====== INPUT RECORDS ======

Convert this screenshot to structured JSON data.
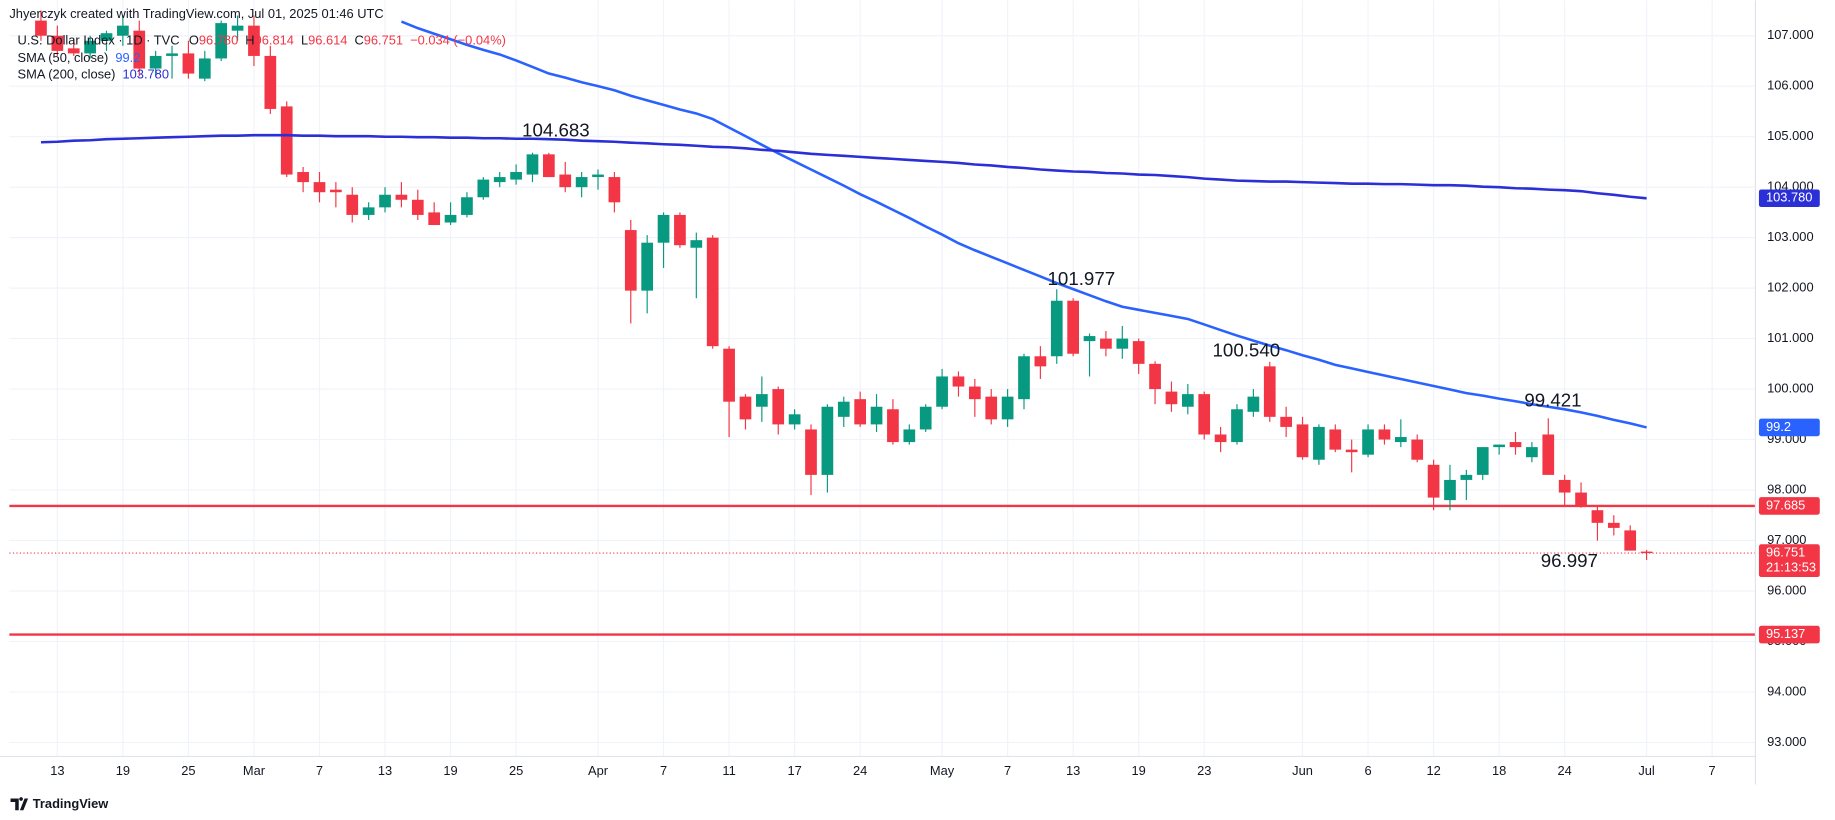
{
  "header": "Jhyerczyk created with TradingView.com, Jul 01, 2025 01:46 UTC",
  "footer": "TradingView",
  "chart_data": {
    "type": "candlestick",
    "title": "U.S. Dollar Index · 1D · TVC",
    "ohlc_legend": [
      {
        "key": "O",
        "value": "96.780"
      },
      {
        "key": "H",
        "value": "96.814"
      },
      {
        "key": "L",
        "value": "96.614"
      },
      {
        "key": "C",
        "value": "96.751"
      }
    ],
    "change": "−0.034 (−0.04%)",
    "up_color": "#089981",
    "down_color": "#f23645",
    "categories": [
      null,
      "13",
      null,
      null,
      null,
      "19",
      null,
      null,
      null,
      "25",
      null,
      null,
      null,
      "Mar",
      null,
      null,
      null,
      "7",
      null,
      null,
      null,
      "13",
      null,
      null,
      null,
      "19",
      null,
      null,
      null,
      "25",
      null,
      null,
      null,
      null,
      "Apr",
      null,
      null,
      null,
      "7",
      null,
      null,
      null,
      "11",
      null,
      null,
      null,
      "17",
      null,
      null,
      null,
      "24",
      null,
      null,
      null,
      null,
      "May",
      null,
      null,
      null,
      "7",
      null,
      null,
      null,
      "13",
      null,
      null,
      null,
      "19",
      null,
      null,
      null,
      "23",
      null,
      null,
      null,
      null,
      null,
      "Jun",
      null,
      null,
      null,
      "6",
      null,
      null,
      null,
      "12",
      null,
      null,
      null,
      "18",
      null,
      null,
      null,
      "24",
      null,
      null,
      null,
      null,
      "Jul",
      null,
      null,
      null,
      "7",
      null,
      null
    ],
    "open": [
      107.3,
      107.0,
      106.75,
      106.65,
      106.9,
      107.0,
      107.1,
      106.35,
      106.6,
      106.65,
      106.15,
      106.55,
      107.1,
      107.2,
      106.6,
      105.6,
      104.3,
      104.1,
      103.95,
      103.85,
      103.45,
      103.6,
      103.85,
      103.75,
      103.5,
      103.3,
      103.45,
      103.8,
      104.1,
      104.15,
      104.25,
      104.65,
      104.25,
      104.0,
      104.2,
      104.2,
      103.15,
      101.95,
      102.9,
      103.45,
      102.8,
      103.0,
      100.8,
      99.85,
      99.65,
      100.0,
      99.3,
      99.2,
      98.3,
      99.45,
      99.8,
      99.3,
      99.6,
      98.95,
      99.2,
      99.65,
      100.25,
      100.05,
      99.85,
      99.4,
      99.8,
      100.65,
      100.65,
      101.75,
      100.95,
      101.0,
      100.8,
      100.95,
      100.5,
      99.95,
      99.65,
      99.9,
      99.1,
      98.95,
      99.55,
      100.45,
      99.45,
      99.3,
      98.6,
      99.2,
      98.8,
      98.7,
      99.2,
      98.95,
      99.0,
      98.5,
      97.8,
      98.2,
      98.3,
      98.85,
      98.95,
      98.65,
      99.1,
      98.2,
      97.95,
      97.6,
      97.35,
      97.2,
      96.78,
      null,
      null,
      null,
      null,
      null,
      null
    ],
    "high": [
      107.5,
      107.2,
      106.95,
      107.0,
      107.1,
      107.4,
      107.3,
      106.7,
      106.8,
      106.9,
      106.7,
      107.3,
      107.4,
      107.4,
      106.8,
      105.7,
      104.4,
      104.3,
      104.1,
      104.0,
      103.7,
      104.0,
      104.1,
      103.95,
      103.7,
      103.7,
      103.9,
      104.2,
      104.3,
      104.45,
      104.683,
      104.68,
      104.5,
      104.3,
      104.35,
      104.3,
      103.35,
      103.05,
      103.5,
      103.5,
      103.1,
      103.05,
      100.85,
      99.9,
      100.25,
      100.05,
      99.6,
      99.3,
      99.7,
      99.85,
      99.95,
      99.9,
      99.8,
      99.3,
      99.7,
      100.4,
      100.35,
      100.2,
      100.0,
      100.0,
      100.7,
      100.85,
      101.977,
      101.8,
      101.1,
      101.15,
      101.25,
      101.0,
      100.55,
      100.15,
      100.1,
      99.95,
      99.25,
      99.7,
      100.0,
      100.54,
      99.65,
      99.45,
      99.3,
      99.3,
      99.0,
      99.3,
      99.3,
      99.4,
      99.1,
      98.6,
      98.5,
      98.4,
      98.85,
      98.9,
      99.15,
      98.95,
      99.421,
      98.3,
      98.15,
      97.7,
      97.5,
      97.3,
      96.814,
      null,
      null,
      null,
      null,
      null,
      null
    ],
    "low": [
      106.9,
      106.6,
      106.6,
      106.55,
      106.7,
      106.8,
      106.2,
      106.2,
      106.15,
      106.15,
      106.1,
      106.5,
      106.9,
      106.4,
      105.45,
      104.2,
      103.9,
      103.7,
      103.6,
      103.3,
      103.35,
      103.5,
      103.6,
      103.35,
      103.25,
      103.25,
      103.4,
      103.75,
      104.0,
      104.05,
      104.1,
      104.2,
      103.9,
      103.8,
      103.95,
      103.5,
      101.3,
      101.5,
      102.4,
      102.8,
      101.8,
      100.8,
      99.05,
      99.2,
      99.35,
      99.1,
      99.2,
      97.9,
      97.95,
      99.25,
      99.25,
      99.15,
      98.9,
      98.9,
      99.15,
      99.6,
      99.85,
      99.45,
      99.3,
      99.25,
      99.6,
      100.2,
      100.5,
      100.65,
      100.25,
      100.65,
      100.6,
      100.3,
      99.7,
      99.55,
      99.5,
      99.0,
      98.75,
      98.9,
      99.45,
      99.35,
      99.05,
      98.6,
      98.5,
      98.75,
      98.35,
      98.65,
      98.9,
      98.85,
      98.55,
      97.6,
      97.6,
      97.8,
      98.2,
      98.7,
      98.7,
      98.55,
      98.3,
      97.7,
      97.65,
      96.997,
      97.1,
      96.8,
      96.614,
      null,
      null,
      null,
      null,
      null,
      null
    ],
    "close": [
      107.0,
      106.7,
      106.65,
      106.9,
      107.05,
      107.2,
      106.35,
      106.6,
      106.65,
      106.25,
      106.55,
      107.25,
      107.2,
      106.6,
      105.55,
      104.25,
      104.1,
      103.9,
      103.9,
      103.45,
      103.6,
      103.85,
      103.75,
      103.45,
      103.25,
      103.45,
      103.8,
      104.15,
      104.2,
      104.3,
      104.65,
      104.2,
      104.0,
      104.2,
      104.25,
      103.7,
      101.95,
      102.9,
      103.45,
      102.85,
      102.95,
      100.85,
      99.75,
      99.4,
      99.9,
      99.3,
      99.5,
      98.3,
      99.65,
      99.75,
      99.3,
      99.65,
      98.95,
      99.2,
      99.65,
      100.25,
      100.05,
      99.8,
      99.4,
      99.85,
      100.65,
      100.45,
      101.75,
      100.7,
      101.05,
      100.8,
      101.0,
      100.5,
      100.0,
      99.7,
      99.9,
      99.1,
      98.95,
      99.6,
      99.85,
      99.45,
      99.25,
      98.65,
      99.25,
      98.8,
      98.75,
      99.2,
      99.0,
      99.05,
      98.6,
      97.85,
      98.2,
      98.3,
      98.85,
      98.9,
      98.85,
      98.85,
      98.3,
      97.95,
      97.7,
      97.35,
      97.25,
      96.8,
      96.751,
      null,
      null,
      null,
      null,
      null,
      null
    ],
    "series": [
      {
        "name": "SMA (50, close)",
        "legend_value": "99.2",
        "color": "#2962ff",
        "values": [
          null,
          null,
          null,
          null,
          null,
          null,
          null,
          null,
          null,
          null,
          null,
          null,
          null,
          null,
          null,
          null,
          null,
          null,
          null,
          null,
          null,
          null,
          107.28,
          107.15,
          107.04,
          106.93,
          106.82,
          106.72,
          106.63,
          106.51,
          106.38,
          106.25,
          106.17,
          106.08,
          106.0,
          105.92,
          105.81,
          105.72,
          105.63,
          105.54,
          105.46,
          105.35,
          105.18,
          105.01,
          104.84,
          104.67,
          104.51,
          104.35,
          104.19,
          104.03,
          103.86,
          103.71,
          103.55,
          103.39,
          103.22,
          103.06,
          102.89,
          102.75,
          102.62,
          102.49,
          102.36,
          102.23,
          102.1,
          101.98,
          101.86,
          101.74,
          101.63,
          101.57,
          101.51,
          101.45,
          101.39,
          101.28,
          101.17,
          101.06,
          100.96,
          100.86,
          100.77,
          100.67,
          100.58,
          100.48,
          100.41,
          100.34,
          100.27,
          100.2,
          100.13,
          100.06,
          99.99,
          99.92,
          99.87,
          99.81,
          99.76,
          99.7,
          99.65,
          99.6,
          99.54,
          99.47,
          99.39,
          99.32,
          99.24,
          null,
          null,
          null,
          null,
          null,
          null
        ]
      },
      {
        "name": "SMA (200, close)",
        "legend_value": "103.780",
        "color": "#2b2fd6",
        "values": [
          104.89,
          104.9,
          104.92,
          104.93,
          104.95,
          104.96,
          104.97,
          104.98,
          104.99,
          105.0,
          105.01,
          105.02,
          105.02,
          105.03,
          105.03,
          105.03,
          105.02,
          105.02,
          105.01,
          105.01,
          105.01,
          105.0,
          105.0,
          104.99,
          104.99,
          104.98,
          104.98,
          104.97,
          104.97,
          104.96,
          104.96,
          104.95,
          104.94,
          104.92,
          104.91,
          104.9,
          104.88,
          104.87,
          104.85,
          104.84,
          104.82,
          104.8,
          104.79,
          104.77,
          104.74,
          104.72,
          104.69,
          104.66,
          104.64,
          104.62,
          104.6,
          104.58,
          104.56,
          104.54,
          104.52,
          104.5,
          104.48,
          104.45,
          104.43,
          104.4,
          104.38,
          104.35,
          104.33,
          104.31,
          104.3,
          104.28,
          104.27,
          104.25,
          104.24,
          104.22,
          104.2,
          104.17,
          104.15,
          104.13,
          104.12,
          104.11,
          104.11,
          104.1,
          104.09,
          104.08,
          104.07,
          104.07,
          104.06,
          104.06,
          104.05,
          104.04,
          104.04,
          104.03,
          104.01,
          104.0,
          103.98,
          103.97,
          103.95,
          103.94,
          103.92,
          103.88,
          103.85,
          103.81,
          103.78,
          null,
          null,
          null,
          null,
          null,
          null
        ]
      }
    ],
    "levels": [
      {
        "value": 97.685,
        "label": "97.685",
        "color": "#f23645"
      },
      {
        "value": 95.137,
        "label": "95.137",
        "color": "#f23645"
      }
    ],
    "last_price": {
      "value": 96.751,
      "label": "96.751",
      "countdown": "21:13:53"
    },
    "annotations": [
      "104.683",
      "101.977",
      "100.540",
      "99.421",
      "96.997"
    ],
    "ylim": [
      92.63,
      107.7
    ],
    "yticks": [
      {
        "value": 93,
        "label": "93.000"
      },
      {
        "value": 94,
        "label": "94.000"
      },
      {
        "value": 95,
        "label": "95.000"
      },
      {
        "value": 96,
        "label": "96.000"
      },
      {
        "value": 97,
        "label": "97.000"
      },
      {
        "value": 98,
        "label": "98.000"
      },
      {
        "value": 99,
        "label": "99.000"
      },
      {
        "value": 100,
        "label": "100.000"
      },
      {
        "value": 101,
        "label": "101.000"
      },
      {
        "value": 102,
        "label": "102.000"
      },
      {
        "value": 103,
        "label": "103.000"
      },
      {
        "value": 104,
        "label": "104.000"
      },
      {
        "value": 105,
        "label": "105.000"
      },
      {
        "value": 106,
        "label": "106.000"
      },
      {
        "value": 107,
        "label": "107.000"
      }
    ],
    "grid": true
  }
}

======

SHORT PROBLEM:
Return every line in the listing that contains the word "TradingView".

RESULT FOR THIS EXERCISE:
  "header": "Jhyerczyk created with TradingView.com, Jul 01, 2025 01:46 UTC",
  "footer": "TradingView",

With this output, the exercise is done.